Start Dataset records

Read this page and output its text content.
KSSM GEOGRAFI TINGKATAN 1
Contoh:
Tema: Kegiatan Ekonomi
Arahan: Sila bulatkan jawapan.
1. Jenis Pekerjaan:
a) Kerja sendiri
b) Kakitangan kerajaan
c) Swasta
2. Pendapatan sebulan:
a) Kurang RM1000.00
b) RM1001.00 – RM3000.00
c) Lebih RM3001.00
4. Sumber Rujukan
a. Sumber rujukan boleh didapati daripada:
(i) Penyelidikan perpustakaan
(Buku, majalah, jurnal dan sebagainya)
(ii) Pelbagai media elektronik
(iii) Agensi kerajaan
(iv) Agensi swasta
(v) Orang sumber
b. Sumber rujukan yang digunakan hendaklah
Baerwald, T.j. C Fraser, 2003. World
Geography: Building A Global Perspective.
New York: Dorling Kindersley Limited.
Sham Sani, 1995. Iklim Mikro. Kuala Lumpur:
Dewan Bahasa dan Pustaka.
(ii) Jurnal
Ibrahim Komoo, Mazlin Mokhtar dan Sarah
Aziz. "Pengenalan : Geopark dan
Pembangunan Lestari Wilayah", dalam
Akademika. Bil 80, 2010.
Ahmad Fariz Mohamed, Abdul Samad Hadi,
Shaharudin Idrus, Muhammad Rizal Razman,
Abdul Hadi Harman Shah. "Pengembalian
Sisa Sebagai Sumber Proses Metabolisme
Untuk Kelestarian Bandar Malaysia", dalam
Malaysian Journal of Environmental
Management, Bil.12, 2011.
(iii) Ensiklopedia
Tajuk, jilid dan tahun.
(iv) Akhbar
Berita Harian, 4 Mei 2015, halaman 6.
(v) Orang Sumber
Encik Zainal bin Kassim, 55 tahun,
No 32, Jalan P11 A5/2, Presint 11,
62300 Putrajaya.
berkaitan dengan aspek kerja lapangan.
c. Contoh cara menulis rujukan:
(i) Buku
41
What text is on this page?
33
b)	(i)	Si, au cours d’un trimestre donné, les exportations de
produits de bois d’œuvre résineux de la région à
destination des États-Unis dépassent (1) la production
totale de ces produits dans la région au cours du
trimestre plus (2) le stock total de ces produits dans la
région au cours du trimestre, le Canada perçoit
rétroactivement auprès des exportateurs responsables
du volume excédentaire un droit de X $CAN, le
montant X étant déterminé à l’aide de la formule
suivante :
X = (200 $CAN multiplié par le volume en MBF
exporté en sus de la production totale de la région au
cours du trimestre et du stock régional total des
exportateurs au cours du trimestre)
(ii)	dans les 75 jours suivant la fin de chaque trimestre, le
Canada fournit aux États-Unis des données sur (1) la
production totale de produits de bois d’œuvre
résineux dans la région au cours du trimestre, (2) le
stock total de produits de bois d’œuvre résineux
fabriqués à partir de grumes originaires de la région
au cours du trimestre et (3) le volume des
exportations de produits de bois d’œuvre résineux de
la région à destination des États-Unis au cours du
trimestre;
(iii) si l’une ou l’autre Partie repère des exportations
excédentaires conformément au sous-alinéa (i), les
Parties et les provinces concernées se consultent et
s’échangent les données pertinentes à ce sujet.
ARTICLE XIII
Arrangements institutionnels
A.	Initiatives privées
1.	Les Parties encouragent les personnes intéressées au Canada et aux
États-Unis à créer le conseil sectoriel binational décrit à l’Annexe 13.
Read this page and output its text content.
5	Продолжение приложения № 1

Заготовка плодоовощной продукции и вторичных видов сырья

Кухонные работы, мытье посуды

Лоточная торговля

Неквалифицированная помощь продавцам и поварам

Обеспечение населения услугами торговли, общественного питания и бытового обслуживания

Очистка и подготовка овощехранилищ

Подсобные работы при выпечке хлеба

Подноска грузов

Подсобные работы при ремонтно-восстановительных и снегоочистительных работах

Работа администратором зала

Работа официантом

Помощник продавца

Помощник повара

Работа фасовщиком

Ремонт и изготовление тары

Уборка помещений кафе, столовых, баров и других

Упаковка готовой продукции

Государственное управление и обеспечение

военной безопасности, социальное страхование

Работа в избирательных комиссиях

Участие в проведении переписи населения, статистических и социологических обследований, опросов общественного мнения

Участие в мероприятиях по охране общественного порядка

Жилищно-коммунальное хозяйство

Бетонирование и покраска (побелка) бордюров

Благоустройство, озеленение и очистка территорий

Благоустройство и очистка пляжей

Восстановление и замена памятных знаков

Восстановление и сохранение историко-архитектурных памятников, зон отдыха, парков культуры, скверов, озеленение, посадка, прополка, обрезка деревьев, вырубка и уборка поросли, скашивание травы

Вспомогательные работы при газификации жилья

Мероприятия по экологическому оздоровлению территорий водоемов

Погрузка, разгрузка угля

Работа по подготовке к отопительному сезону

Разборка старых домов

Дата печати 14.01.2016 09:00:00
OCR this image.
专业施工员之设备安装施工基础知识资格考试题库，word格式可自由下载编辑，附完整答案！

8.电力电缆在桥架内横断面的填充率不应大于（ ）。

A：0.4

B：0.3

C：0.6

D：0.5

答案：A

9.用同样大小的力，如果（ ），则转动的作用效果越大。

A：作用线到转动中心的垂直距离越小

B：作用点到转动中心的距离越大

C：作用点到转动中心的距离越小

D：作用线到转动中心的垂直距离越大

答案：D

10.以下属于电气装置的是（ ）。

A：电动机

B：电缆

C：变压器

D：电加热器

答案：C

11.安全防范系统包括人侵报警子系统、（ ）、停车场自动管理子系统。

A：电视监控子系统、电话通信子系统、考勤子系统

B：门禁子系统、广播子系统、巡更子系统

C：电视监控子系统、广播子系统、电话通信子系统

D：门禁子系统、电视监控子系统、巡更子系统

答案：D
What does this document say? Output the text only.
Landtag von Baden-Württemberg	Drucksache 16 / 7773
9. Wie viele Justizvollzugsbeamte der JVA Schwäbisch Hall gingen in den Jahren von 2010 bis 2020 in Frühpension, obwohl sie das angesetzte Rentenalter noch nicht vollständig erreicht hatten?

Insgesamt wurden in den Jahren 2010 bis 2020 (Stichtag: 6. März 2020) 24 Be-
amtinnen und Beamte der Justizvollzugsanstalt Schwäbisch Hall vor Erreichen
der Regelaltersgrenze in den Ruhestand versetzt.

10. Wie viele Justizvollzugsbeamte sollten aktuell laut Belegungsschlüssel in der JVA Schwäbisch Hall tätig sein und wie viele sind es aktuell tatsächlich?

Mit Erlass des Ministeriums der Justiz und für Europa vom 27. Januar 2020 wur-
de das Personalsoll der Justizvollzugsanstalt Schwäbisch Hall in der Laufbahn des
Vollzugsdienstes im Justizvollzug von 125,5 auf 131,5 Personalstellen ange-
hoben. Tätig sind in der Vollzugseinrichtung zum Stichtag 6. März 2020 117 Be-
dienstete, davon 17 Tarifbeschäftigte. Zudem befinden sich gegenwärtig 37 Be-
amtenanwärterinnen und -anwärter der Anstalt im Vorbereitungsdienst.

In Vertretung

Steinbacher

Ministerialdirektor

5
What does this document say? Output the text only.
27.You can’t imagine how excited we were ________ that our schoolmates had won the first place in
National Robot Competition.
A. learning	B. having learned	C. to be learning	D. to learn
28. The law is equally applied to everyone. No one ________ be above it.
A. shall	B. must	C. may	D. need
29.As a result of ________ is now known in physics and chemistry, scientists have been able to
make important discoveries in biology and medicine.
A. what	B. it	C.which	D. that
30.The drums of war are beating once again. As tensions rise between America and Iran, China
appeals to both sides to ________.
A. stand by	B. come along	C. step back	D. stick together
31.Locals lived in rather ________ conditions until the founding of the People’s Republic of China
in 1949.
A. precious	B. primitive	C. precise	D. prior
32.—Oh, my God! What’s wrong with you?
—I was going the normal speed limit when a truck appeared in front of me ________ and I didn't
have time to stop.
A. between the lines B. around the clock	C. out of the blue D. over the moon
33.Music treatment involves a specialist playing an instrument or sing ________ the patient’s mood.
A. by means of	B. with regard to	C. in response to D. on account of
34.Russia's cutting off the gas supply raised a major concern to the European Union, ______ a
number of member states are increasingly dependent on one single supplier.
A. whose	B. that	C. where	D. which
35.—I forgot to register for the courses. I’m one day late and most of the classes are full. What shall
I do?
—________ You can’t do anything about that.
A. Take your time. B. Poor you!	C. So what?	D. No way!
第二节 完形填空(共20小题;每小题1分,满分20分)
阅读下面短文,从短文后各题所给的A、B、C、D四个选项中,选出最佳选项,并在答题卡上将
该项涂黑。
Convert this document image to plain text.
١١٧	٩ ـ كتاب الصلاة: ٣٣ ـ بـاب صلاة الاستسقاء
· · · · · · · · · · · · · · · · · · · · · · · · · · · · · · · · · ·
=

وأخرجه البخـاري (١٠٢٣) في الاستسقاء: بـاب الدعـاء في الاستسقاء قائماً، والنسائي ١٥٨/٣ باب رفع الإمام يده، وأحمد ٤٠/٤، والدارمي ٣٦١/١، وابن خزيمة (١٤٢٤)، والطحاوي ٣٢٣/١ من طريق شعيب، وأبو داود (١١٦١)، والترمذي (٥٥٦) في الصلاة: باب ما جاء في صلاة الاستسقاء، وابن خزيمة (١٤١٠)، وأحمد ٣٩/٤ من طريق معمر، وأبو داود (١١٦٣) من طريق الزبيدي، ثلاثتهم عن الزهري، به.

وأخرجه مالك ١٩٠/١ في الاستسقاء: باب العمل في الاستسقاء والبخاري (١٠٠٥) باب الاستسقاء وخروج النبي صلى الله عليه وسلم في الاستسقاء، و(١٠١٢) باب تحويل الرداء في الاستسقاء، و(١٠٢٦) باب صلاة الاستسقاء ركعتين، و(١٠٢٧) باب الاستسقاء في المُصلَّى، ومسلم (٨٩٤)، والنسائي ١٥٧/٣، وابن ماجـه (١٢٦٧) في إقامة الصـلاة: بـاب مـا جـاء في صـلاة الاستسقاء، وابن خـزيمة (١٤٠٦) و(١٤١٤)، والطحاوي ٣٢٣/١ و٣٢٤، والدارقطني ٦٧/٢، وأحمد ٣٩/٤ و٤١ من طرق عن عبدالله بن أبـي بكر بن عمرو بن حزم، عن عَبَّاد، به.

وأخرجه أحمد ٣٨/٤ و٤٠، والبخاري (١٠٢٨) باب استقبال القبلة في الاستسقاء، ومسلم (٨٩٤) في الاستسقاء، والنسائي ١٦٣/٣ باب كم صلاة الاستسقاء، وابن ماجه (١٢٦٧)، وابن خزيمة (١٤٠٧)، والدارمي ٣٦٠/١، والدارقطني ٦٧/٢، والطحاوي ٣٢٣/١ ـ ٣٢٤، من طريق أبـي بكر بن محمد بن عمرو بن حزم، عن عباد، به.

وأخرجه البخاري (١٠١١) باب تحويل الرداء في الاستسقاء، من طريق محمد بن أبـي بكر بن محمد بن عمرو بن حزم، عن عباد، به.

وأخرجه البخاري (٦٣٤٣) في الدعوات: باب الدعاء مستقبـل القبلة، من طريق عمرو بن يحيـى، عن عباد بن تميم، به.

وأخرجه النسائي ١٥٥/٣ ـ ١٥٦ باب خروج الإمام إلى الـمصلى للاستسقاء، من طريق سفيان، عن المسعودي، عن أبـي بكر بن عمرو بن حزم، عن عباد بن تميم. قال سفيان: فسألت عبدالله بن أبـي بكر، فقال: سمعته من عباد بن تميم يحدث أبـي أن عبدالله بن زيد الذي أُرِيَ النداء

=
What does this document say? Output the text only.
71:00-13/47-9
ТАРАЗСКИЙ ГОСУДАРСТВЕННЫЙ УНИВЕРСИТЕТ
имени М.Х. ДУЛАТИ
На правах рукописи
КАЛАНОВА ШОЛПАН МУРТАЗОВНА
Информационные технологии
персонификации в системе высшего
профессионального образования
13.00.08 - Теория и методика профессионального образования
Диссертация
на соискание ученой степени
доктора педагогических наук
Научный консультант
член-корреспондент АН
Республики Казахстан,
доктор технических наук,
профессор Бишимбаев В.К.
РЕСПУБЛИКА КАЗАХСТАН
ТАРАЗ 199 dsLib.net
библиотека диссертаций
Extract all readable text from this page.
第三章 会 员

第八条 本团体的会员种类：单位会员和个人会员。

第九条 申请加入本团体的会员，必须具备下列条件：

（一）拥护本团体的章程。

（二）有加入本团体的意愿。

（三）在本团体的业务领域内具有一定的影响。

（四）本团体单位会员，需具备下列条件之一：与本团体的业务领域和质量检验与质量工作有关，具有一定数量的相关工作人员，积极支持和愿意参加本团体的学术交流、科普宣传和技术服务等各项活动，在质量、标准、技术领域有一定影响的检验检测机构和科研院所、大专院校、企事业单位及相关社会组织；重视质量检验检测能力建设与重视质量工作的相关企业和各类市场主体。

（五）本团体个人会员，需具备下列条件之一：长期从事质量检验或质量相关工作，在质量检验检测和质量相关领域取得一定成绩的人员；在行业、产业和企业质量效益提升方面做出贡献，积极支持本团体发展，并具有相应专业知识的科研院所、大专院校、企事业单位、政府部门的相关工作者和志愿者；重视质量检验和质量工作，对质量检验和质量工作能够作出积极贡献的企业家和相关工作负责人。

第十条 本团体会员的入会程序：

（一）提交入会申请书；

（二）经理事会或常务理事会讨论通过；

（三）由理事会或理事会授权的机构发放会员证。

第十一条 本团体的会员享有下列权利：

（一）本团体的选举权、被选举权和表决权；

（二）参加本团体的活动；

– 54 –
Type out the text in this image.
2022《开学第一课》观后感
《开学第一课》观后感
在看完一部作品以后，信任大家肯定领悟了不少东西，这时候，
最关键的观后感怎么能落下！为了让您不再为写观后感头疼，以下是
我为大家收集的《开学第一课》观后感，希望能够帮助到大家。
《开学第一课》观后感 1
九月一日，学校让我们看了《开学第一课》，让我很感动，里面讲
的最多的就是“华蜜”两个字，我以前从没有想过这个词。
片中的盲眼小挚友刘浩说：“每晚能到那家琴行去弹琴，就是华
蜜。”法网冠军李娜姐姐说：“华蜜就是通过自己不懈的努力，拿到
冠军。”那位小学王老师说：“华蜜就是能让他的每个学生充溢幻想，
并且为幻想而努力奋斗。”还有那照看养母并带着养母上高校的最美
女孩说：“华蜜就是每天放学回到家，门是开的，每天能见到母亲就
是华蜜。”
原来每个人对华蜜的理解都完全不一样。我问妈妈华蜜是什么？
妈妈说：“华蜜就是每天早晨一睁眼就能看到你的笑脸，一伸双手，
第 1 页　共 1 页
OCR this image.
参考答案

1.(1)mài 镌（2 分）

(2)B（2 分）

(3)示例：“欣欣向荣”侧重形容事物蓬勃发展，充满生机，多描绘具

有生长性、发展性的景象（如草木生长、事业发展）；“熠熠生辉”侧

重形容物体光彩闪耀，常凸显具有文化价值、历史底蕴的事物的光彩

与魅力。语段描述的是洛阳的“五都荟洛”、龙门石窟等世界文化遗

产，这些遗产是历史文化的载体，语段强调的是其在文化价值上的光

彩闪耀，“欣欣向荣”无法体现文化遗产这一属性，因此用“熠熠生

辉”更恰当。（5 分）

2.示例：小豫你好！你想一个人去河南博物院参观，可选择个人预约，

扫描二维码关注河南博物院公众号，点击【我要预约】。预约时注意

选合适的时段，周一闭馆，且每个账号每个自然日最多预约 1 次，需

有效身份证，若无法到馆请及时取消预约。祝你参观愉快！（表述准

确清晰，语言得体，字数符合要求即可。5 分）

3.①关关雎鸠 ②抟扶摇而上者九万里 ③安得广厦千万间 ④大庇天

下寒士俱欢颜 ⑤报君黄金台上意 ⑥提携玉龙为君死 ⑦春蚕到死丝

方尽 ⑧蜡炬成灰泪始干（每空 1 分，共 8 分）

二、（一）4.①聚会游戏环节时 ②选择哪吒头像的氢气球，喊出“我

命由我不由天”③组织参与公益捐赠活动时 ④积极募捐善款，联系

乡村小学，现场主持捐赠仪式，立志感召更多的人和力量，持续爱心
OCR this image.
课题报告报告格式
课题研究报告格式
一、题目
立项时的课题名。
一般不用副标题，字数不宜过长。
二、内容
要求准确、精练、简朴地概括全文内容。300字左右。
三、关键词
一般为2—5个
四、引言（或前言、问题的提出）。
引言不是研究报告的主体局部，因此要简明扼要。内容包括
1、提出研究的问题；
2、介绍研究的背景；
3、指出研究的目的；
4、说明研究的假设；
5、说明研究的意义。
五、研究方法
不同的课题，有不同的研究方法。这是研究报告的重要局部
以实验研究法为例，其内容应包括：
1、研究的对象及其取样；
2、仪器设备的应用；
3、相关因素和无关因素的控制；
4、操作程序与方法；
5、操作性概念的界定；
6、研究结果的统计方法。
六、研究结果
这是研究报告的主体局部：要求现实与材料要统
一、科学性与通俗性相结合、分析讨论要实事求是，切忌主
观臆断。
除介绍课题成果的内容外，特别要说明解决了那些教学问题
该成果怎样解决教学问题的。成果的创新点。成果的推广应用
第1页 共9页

End Dataset records

- Short task
Identify each line of the material where the word "والبخاري" shows up, and copy it.

- Solution to the exercise
وأخرجه مالك ١٩٠/١ في الاستسقاء: باب العمل في الاستسقاء والبخاري (١٠٠٥) باب الاستسقاء وخروج النبي صلى الله عليه وسلم في الاستسقاء، و(١٠١٢) باب تحويل الرداء في الاستسقاء، و(١٠٢٦) باب صلاة الاستسقاء ركعتين، و(١٠٢٧) باب الاستسقاء في المُصلَّى، ومسلم (٨٩٤)، والنسائي ١٥٧/٣، وابن ماجـه (١٢٦٧) في إقامة الصـلاة: بـاب مـا جـاء في صـلاة الاستسقاء، وابن خـزيمة (١٤٠٦) و(١٤١٤)، والطحاوي ٣٢٣/١ و٣٢٤، والدارقطني ٦٧/٢، وأحمد ٣٩/٤ و٤١ من طرق عن عبدالله بن أبـي بكر بن عمرو بن حزم، عن عَبَّاد، به.
وأخرجه أحمد ٣٨/٤ و٤٠، والبخاري (١٠٢٨) باب استقبال القبلة في الاستسقاء، ومسلم (٨٩٤) في الاستسقاء، والنسائي ١٦٣/٣ باب كم صلاة الاستسقاء، وابن ماجه (١٢٦٧)، وابن خزيمة (١٤٠٧)، والدارمي ٣٦٠/١، والدارقطني ٦٧/٢، والطحاوي ٣٢٣/١ ـ ٣٢٤، من طريق أبـي بكر بن محمد بن عمرو بن حزم، عن عباد، به.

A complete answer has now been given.